> **Task instructions**
Send back the entries below exactly as they appear.

Stored data entries
━━━━━━━━━━━━━━━━

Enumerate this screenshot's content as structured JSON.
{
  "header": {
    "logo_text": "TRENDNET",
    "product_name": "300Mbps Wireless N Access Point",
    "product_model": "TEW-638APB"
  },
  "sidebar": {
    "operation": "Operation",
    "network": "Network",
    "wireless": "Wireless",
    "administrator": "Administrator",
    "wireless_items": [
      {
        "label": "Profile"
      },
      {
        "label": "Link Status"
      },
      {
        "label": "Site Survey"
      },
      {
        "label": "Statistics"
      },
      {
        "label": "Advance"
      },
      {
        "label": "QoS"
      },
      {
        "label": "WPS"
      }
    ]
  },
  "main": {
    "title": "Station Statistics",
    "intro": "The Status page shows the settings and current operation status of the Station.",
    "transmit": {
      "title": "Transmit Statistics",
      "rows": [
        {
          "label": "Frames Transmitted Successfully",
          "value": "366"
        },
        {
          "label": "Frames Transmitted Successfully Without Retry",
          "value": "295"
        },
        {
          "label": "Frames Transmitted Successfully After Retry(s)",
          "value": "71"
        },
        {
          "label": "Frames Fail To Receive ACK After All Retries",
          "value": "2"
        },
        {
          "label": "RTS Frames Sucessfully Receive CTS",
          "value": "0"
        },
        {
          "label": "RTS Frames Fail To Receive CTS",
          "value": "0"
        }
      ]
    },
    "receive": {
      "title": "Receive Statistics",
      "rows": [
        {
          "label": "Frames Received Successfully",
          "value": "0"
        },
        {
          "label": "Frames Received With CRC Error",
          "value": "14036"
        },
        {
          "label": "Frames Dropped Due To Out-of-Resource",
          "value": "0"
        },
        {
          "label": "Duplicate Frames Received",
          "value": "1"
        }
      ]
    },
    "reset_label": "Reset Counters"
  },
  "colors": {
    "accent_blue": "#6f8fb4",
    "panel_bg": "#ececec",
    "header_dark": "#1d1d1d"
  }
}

━━━━━━━━━━━━━━━━

> **Exercise result**
Enumerate this screenshot's content as structured JSON.
{
  "header": {
    "logo_text": "TRENDNET",
    "product_name": "300Mbps Wireless N Access Point",
    "product_model": "TEW-638APB"
  },
  "sidebar": {
    "operation": "Operation",
    "network": "Network",
    "wireless": "Wireless",
    "administrator": "Administrator",
    "wireless_items": [
      {
        "label": "Profile"
      },
      {
        "label": "Link Status"
      },
      {
        "label": "Site Survey"
      },
      {
        "label": "Statistics"
      },
      {
        "label": "Advance"
      },
      {
        "label": "QoS"
      },
      {
        "label": "WPS"
      }
    ]
  },
  "main": {
    "title": "Station Statistics",
    "intro": "The Status page shows the settings and current operation status of the Station.",
    "transmit": {
      "title": "Transmit Statistics",
      "rows": [
        {
          "label": "Frames Transmitted Successfully",
          "value": "366"
        },
        {
          "label": "Frames Transmitted Successfully Without Retry",
          "value": "295"
        },
        {
          "label": "Frames Transmitted Successfully After Retry(s)",
          "value": "71"
        },
        {
          "label": "Frames Fail To Receive ACK After All Retries",
          "value": "2"
        },
        {
          "label": "RTS Frames Sucessfully Receive CTS",
          "value": "0"
        },
        {
          "label": "RTS Frames Fail To Receive CTS",
          "value": "0"
        }
      ]
    },
    "receive": {
      "title": "Receive Statistics",
      "rows": [
        {
          "label": "Frames Received Successfully",
          "value": "0"
        },
        {
          "label": "Frames Received With CRC Error",
          "value": "14036"
        },
        {
          "label": "Frames Dropped Due To Out-of-Resource",
          "value": "0"
        },
        {
          "label": "Duplicate Frames Received",
          "value": "1"
        }
      ]
    },
    "reset_label": "Reset Counters"
  },
  "colors": {
    "accent_blue": "#6f8fb4",
    "panel_bg": "#ececec",
    "header_dark": "#1d1d1d"
  }
}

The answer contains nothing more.